These interim condensed financial statements do not comprise
statutory accounts within the meaning of section 434 of the Companies
Act 2006. The unaudited statutory accounts for the period ended
31 January 2019 have been delivered to the Registrar of Companies
in England and Wales and are publicly available on the Company's
website: www.mustangplc.com. The interim condensed financial
statements have been prepared on a going concern basis.
1.1 Accounting convention
The Interim Financial Statements are for the six months ended
31 July 2019 and have been prepared in accordance with IAS 34
'Interim Financial Reporting'. They do not include all of the
information required in annual financial statements in accordance
with IFRS, and should be read in conjunction with the financial
statements for the period ended 31 January 2019.
The financial statements have been prepared under the historical
cost convention.
1.2 Accounting policies, critical estimates and judgements
The accounting policies, methods of computation, critical estimates
and judgements followed in the interim financial statements are
in accordance with those followed in preparing the financial
statements for the period ended 31 January 2019.
Accounting policies adopted since the preparation of the financial
statements for the period ended 31 January 2019 are as follows:
1.3 Financial instruments
The Company adopted IFRS 9 on 1 January 2018. IFRS 9 addresses
the classification, measurement and derecognition of financial
assets and financial liabilities and introduces new rules for
hedge accounting, a new impairment model for financial assets
and early recognition of expected credit losses.
Under IFRS 9, the assessment of impairment of financial assets
is based on an 'expected credit loss' model. It is required to
consider historic, current and forward-looking information (including
macro-economic data). This will result in the earlier recognition
of credit losses.
The classification and measurement of financial liabilities are
not affected by the adoption of IFRS 9.

**Supplied data:**
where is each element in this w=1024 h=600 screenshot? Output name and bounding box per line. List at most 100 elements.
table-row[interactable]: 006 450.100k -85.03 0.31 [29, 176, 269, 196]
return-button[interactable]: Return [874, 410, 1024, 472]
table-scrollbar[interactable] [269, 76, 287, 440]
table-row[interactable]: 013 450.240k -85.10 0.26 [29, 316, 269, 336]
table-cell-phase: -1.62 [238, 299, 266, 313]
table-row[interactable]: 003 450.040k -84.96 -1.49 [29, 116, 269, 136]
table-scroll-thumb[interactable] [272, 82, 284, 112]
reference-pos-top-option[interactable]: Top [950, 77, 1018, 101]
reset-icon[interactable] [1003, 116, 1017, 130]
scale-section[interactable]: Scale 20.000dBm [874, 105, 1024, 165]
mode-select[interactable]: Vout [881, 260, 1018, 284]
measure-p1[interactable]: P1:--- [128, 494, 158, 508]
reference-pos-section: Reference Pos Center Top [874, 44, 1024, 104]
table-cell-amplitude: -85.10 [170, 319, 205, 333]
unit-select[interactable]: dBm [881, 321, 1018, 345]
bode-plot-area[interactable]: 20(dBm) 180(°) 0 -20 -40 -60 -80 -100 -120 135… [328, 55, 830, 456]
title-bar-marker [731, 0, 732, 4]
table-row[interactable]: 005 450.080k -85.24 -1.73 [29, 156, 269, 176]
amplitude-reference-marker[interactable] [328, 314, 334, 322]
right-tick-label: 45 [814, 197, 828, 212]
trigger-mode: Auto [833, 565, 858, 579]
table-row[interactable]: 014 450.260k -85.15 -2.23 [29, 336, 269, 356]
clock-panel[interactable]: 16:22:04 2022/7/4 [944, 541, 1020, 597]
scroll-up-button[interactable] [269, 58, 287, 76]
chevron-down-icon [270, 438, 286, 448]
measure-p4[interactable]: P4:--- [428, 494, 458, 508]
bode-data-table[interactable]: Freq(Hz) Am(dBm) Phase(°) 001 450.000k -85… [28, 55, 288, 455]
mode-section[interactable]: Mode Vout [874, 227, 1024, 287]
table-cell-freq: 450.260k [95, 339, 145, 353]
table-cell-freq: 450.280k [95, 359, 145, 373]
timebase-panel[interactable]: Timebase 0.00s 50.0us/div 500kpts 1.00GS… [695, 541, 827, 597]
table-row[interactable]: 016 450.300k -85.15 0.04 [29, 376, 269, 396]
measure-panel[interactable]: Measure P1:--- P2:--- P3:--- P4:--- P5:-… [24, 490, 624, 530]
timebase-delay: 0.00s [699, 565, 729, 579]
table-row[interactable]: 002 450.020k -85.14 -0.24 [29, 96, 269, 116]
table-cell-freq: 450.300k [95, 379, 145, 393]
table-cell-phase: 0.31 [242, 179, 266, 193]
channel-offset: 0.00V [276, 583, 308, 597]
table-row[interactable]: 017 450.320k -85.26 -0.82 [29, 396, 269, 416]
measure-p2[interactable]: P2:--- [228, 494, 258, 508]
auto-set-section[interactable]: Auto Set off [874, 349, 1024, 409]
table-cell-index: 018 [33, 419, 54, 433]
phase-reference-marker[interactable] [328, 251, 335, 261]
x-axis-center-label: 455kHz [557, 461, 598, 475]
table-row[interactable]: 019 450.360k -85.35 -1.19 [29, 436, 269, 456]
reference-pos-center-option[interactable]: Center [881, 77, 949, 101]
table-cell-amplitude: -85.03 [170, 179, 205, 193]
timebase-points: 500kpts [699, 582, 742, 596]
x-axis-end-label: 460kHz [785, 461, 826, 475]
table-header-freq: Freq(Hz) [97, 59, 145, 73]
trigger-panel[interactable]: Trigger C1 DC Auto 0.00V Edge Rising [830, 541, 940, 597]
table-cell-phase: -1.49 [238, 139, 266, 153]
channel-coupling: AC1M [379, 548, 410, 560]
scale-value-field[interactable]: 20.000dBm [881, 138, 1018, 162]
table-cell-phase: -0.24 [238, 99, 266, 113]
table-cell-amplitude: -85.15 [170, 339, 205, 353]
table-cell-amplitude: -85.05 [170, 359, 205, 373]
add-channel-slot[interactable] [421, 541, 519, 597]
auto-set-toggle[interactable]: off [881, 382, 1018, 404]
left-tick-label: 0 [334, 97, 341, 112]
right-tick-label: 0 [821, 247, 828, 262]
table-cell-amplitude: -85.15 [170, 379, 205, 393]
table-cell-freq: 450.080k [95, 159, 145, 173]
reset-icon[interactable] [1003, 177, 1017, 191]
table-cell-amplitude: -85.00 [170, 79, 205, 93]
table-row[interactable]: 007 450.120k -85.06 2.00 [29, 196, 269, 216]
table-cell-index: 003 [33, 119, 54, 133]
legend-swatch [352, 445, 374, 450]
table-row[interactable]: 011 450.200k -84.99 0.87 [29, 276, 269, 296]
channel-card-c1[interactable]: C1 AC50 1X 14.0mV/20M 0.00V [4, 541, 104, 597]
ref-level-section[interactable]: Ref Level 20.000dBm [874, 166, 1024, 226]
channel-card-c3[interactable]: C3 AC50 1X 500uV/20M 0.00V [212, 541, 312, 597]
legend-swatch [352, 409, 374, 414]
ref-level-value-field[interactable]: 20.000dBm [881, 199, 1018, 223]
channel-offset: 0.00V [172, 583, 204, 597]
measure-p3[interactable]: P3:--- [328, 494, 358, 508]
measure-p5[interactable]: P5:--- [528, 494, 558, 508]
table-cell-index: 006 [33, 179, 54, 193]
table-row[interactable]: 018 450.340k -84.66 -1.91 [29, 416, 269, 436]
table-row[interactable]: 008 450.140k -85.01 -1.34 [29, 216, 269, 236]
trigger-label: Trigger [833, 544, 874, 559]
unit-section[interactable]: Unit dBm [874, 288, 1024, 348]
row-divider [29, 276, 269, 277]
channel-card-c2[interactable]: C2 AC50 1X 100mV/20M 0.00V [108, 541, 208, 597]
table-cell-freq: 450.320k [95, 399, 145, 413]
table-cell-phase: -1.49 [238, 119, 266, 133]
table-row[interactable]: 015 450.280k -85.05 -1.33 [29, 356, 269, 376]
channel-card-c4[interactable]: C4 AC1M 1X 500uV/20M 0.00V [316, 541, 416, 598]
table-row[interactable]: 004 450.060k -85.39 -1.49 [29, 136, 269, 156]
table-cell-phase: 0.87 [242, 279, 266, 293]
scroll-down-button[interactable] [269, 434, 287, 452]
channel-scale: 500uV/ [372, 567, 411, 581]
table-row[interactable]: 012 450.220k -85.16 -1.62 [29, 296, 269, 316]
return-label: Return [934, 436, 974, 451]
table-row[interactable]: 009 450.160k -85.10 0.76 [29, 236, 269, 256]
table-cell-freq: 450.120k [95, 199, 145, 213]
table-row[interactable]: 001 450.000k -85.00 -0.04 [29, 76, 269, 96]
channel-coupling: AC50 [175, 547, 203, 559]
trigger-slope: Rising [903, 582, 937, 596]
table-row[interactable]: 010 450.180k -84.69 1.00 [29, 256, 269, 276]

**Request 1:**
Decide whether each statement agrees with the accounting notes: (a) the interim financial statements were prepared in accordance with IAS 34; (b) the Company adopted IFRS 9 on 31 January 2019; (c) adopting IFRS 9 changed the classification of financial liabilities. Answer yes or no for each, quoting the words that decide it.
**Request 2:**
List every numbered section heading in the accounting notes, with its number.
Answer from the accounting notes alone.

**Expected output 1:**
(a) Yes: "have been prepared in accordance with IAS 34 'Interim Financial Reporting'"
(b) No: "The Company adopted IFRS 9 on 1 January 2018."
(c) No: "The classification and measurement of financial liabilities are not affected by the adoption of IFRS 9."

**Expected output 2:**
1.1 Accounting convention
1.2 Accounting policies, critical estimates and judgements
1.3 Financial instruments